__Set exercise__.
Reproduce the items below verbatim, starting with the first line and going on through the line containing "page-title: 전자상거래 등에서의", with both ends included.

───── Data section

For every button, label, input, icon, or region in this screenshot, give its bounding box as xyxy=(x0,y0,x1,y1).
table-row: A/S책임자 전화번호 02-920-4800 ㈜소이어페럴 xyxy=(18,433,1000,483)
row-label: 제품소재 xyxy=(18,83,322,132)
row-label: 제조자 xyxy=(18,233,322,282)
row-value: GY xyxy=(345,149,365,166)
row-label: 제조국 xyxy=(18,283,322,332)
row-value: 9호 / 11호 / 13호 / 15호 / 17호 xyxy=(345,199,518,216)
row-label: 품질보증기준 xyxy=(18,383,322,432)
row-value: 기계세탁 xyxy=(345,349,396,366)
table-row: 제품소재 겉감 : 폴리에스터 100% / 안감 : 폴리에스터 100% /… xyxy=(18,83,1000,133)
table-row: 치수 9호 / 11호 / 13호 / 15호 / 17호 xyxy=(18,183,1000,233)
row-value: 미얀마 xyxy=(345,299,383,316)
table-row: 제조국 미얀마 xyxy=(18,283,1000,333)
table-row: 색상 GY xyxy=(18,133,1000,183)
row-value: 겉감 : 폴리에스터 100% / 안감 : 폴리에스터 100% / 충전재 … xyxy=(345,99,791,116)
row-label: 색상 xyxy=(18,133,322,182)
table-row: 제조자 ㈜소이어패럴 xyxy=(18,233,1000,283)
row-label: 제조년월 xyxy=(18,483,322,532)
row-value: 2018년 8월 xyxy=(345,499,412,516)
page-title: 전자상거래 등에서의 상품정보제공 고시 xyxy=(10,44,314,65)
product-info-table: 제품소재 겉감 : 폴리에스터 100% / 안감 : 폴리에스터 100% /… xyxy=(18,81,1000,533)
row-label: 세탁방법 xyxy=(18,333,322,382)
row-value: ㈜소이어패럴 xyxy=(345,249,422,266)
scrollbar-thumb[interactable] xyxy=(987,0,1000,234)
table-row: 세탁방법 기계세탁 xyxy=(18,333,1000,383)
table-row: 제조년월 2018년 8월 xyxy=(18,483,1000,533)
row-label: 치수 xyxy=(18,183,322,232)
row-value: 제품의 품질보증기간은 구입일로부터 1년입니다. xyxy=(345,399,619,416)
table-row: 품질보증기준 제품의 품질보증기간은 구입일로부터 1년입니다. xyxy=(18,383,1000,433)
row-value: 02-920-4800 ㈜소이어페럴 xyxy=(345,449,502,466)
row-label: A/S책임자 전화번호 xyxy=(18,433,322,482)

──────────

__Worked answer__.
For every button, label, input, icon, or region in this screenshot, give its bounding box as xyxy=(x0,y0,x1,y1).
table-row: A/S책임자 전화번호 02-920-4800 ㈜소이어페럴 xyxy=(18,433,1000,483)
row-label: 제품소재 xyxy=(18,83,322,132)
row-label: 제조자 xyxy=(18,233,322,282)
row-value: GY xyxy=(345,149,365,166)
row-label: 제조국 xyxy=(18,283,322,332)
row-value: 9호 / 11호 / 13호 / 15호 / 17호 xyxy=(345,199,518,216)
row-label: 품질보증기준 xyxy=(18,383,322,432)
row-value: 기계세탁 xyxy=(345,349,396,366)
table-row: 제품소재 겉감 : 폴리에스터 100% / 안감 : 폴리에스터 100% /… xyxy=(18,83,1000,133)
table-row: 치수 9호 / 11호 / 13호 / 15호 / 17호 xyxy=(18,183,1000,233)
row-value: 미얀마 xyxy=(345,299,383,316)
table-row: 제조국 미얀마 xyxy=(18,283,1000,333)
table-row: 색상 GY xyxy=(18,133,1000,183)
row-value: 겉감 : 폴리에스터 100% / 안감 : 폴리에스터 100% / 충전재 … xyxy=(345,99,791,116)
row-label: 색상 xyxy=(18,133,322,182)
table-row: 제조자 ㈜소이어패럴 xyxy=(18,233,1000,283)
row-label: 제조년월 xyxy=(18,483,322,532)
row-value: 2018년 8월 xyxy=(345,499,412,516)
page-title: 전자상거래 등에서의 상품정보제공 고시 xyxy=(10,44,314,65)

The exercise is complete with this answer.